-- Begin SUPPLIED ENTRIES --

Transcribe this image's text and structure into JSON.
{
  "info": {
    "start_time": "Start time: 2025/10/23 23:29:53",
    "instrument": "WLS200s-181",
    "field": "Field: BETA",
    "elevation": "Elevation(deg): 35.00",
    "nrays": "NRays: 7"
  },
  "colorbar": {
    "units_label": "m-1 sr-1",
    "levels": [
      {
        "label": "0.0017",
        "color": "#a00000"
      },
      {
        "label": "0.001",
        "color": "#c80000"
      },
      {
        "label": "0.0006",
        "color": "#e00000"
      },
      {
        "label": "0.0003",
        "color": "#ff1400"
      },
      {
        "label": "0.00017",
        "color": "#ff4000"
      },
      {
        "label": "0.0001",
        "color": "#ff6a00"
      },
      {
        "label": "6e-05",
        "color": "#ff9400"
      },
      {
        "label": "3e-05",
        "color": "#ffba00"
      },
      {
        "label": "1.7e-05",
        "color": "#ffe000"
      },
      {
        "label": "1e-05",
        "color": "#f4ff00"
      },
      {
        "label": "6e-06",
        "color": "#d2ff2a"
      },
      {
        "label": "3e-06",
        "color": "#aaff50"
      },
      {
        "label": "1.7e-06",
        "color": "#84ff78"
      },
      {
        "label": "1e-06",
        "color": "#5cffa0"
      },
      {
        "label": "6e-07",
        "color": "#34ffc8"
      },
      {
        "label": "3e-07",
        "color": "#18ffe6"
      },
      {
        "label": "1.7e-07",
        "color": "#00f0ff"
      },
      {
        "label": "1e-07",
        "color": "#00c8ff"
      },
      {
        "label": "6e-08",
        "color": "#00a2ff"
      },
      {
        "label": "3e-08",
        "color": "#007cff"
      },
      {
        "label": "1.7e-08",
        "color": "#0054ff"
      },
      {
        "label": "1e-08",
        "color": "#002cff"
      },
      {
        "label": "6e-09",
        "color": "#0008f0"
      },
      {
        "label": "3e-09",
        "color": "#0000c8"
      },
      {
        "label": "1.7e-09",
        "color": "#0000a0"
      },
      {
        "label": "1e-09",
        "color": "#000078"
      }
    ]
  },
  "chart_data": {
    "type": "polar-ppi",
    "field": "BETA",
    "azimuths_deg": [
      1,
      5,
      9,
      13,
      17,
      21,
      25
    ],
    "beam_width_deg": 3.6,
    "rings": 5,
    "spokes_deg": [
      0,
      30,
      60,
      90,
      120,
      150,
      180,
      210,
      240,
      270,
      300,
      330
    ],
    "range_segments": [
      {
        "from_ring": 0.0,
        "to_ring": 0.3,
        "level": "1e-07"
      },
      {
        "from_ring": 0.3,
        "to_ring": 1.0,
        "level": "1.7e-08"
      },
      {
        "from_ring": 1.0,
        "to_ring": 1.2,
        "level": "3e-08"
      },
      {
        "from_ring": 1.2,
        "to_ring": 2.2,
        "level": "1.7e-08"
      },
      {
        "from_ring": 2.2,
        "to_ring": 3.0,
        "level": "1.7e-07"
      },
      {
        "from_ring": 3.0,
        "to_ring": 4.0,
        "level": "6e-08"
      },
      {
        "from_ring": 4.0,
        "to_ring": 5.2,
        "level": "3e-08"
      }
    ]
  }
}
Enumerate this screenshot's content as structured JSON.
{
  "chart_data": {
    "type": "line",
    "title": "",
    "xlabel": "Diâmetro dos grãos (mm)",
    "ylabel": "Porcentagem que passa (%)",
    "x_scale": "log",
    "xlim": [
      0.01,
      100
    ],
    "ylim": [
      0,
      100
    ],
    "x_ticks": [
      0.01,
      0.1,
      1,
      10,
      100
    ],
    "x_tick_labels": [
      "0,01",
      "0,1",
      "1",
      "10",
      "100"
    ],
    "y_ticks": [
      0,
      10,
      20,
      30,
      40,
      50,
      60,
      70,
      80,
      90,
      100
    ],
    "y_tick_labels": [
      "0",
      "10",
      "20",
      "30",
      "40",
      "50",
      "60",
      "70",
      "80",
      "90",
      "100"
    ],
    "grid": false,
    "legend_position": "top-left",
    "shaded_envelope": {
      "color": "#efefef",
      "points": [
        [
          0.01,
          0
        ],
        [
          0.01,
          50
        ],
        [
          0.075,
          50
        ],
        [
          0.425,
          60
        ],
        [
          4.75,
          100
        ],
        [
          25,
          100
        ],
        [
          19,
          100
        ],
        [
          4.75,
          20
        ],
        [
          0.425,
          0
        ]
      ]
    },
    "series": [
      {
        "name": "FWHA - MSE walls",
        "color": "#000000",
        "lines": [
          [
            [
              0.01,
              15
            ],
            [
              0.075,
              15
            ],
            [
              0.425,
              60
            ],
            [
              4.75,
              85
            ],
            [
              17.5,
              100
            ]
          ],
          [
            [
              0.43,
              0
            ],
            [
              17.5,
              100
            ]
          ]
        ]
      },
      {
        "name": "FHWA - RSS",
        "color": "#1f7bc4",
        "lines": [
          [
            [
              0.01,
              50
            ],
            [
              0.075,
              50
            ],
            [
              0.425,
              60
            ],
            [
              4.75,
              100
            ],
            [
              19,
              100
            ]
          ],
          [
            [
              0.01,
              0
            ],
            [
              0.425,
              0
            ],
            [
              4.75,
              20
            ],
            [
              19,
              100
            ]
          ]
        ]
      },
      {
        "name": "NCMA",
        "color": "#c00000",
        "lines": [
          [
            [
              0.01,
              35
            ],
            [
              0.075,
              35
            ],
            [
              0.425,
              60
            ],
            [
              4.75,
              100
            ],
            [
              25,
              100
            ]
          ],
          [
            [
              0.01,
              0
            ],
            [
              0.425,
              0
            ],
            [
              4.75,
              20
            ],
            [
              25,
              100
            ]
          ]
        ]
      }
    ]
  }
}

-- End SUPPLIED ENTRIES --

**EXERCISE OBJECTIVE**
Go through the records and gather the lines that hold "this".

**FULL ANSWER**
Transcribe this image's text and structure into JSON.
Enumerate this screenshot's content as structured JSON.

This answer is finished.